Select all lines holding the word "Level" from the entries that follow.

══ RECORDS FOR THIS TASK

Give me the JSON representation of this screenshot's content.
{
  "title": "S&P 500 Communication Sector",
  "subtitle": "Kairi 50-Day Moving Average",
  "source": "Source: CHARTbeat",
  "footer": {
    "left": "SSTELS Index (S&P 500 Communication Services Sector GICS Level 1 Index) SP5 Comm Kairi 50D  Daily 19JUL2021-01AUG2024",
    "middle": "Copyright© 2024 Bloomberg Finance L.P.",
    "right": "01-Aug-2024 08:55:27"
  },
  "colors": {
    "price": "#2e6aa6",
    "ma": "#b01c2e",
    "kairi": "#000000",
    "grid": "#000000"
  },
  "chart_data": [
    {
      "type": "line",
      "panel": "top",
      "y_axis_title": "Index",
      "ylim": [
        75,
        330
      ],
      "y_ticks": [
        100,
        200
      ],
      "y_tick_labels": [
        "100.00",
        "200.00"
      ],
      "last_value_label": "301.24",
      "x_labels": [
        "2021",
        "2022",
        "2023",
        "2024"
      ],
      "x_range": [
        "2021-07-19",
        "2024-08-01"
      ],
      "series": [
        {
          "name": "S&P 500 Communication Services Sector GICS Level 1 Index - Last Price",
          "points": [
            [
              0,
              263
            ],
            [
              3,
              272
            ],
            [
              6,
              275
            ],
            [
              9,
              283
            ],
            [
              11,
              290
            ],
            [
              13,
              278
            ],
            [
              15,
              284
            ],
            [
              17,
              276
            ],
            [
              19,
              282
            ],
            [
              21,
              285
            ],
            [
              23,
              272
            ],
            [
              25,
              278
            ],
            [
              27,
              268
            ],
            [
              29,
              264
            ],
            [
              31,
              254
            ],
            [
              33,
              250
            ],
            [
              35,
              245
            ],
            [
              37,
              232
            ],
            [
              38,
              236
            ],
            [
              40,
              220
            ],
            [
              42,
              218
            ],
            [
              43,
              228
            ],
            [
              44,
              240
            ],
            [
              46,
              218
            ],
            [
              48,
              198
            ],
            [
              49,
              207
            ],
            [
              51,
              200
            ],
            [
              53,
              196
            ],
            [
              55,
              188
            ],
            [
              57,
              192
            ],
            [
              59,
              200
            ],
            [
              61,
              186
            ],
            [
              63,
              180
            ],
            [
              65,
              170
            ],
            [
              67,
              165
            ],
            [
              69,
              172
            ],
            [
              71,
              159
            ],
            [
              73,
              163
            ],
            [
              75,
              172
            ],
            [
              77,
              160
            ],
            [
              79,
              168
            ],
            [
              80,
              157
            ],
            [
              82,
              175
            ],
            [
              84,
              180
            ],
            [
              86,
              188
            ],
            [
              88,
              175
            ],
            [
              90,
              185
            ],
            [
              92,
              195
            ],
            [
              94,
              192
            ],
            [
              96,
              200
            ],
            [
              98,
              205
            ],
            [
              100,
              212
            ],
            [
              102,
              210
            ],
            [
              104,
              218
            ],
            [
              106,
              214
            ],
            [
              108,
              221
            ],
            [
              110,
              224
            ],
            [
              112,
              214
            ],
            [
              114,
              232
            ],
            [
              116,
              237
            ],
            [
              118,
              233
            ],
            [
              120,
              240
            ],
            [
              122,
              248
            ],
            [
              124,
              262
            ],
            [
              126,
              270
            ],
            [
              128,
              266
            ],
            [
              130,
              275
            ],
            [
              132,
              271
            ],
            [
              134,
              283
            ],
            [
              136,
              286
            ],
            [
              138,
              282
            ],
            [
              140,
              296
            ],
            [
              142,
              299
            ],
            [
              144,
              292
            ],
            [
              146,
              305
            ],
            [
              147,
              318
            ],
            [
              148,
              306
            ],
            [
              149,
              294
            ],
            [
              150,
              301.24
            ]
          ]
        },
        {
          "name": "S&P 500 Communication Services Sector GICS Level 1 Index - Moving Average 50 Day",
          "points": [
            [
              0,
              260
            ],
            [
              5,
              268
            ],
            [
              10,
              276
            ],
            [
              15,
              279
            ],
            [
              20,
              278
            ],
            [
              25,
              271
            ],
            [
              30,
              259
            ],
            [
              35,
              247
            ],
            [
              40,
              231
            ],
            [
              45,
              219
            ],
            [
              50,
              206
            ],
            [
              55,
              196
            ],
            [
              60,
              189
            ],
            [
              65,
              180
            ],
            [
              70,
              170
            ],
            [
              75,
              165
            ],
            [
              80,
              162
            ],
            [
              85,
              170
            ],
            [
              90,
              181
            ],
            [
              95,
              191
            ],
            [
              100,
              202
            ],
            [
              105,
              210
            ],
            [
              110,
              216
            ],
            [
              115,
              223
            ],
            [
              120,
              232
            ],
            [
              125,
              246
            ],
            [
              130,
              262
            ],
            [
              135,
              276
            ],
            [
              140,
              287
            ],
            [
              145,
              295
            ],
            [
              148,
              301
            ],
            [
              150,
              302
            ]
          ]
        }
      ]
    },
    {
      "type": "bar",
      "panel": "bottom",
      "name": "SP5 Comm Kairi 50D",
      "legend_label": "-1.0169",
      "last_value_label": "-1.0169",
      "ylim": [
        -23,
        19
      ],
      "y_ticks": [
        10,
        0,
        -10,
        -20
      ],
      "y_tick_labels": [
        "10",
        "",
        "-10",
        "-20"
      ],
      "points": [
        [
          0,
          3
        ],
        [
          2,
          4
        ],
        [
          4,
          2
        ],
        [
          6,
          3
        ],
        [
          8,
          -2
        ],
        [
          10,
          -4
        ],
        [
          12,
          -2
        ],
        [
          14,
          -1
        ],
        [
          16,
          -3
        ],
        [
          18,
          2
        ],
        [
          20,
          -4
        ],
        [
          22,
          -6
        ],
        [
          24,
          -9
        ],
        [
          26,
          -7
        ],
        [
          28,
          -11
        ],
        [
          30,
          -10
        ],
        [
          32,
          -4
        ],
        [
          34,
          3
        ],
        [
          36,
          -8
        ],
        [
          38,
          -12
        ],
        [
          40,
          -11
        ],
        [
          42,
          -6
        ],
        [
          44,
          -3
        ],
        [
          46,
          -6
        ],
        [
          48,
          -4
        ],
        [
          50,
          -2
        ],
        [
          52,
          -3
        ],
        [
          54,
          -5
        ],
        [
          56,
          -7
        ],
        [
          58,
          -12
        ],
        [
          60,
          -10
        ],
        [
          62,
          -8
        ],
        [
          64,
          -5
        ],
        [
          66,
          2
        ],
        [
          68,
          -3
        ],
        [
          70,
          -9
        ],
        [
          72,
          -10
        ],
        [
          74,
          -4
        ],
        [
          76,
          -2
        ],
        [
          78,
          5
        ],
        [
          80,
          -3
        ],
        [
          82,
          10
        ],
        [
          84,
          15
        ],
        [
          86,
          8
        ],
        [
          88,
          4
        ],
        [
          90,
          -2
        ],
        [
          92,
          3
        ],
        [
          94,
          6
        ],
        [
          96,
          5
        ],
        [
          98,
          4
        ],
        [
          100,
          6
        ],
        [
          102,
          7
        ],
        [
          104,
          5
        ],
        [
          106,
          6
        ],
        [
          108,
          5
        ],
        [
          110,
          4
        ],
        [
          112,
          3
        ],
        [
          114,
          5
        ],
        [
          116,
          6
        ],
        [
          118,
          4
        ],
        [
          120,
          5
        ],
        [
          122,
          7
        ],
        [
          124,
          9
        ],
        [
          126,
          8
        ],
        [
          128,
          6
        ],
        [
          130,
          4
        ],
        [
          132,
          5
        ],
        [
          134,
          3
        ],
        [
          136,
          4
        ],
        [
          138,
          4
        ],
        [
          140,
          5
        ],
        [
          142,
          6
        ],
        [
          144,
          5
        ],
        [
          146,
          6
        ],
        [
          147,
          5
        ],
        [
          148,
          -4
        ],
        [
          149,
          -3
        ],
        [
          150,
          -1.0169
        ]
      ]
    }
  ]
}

════

[RESPONSE TO THE EXERCISE]:
    "left": "SSTELS Index (S&P 500 Communication Services Sector GICS Level 1 Index) SP5 Comm Kairi 50D  Daily 19JUL2021-01AUG2024",
          "name": "S&P 500 Communication Services Sector GICS Level 1 Index - Last Price",
          "name": "S&P 500 Communication Services Sector GICS Level 1 Index - Moving Average 50 Day",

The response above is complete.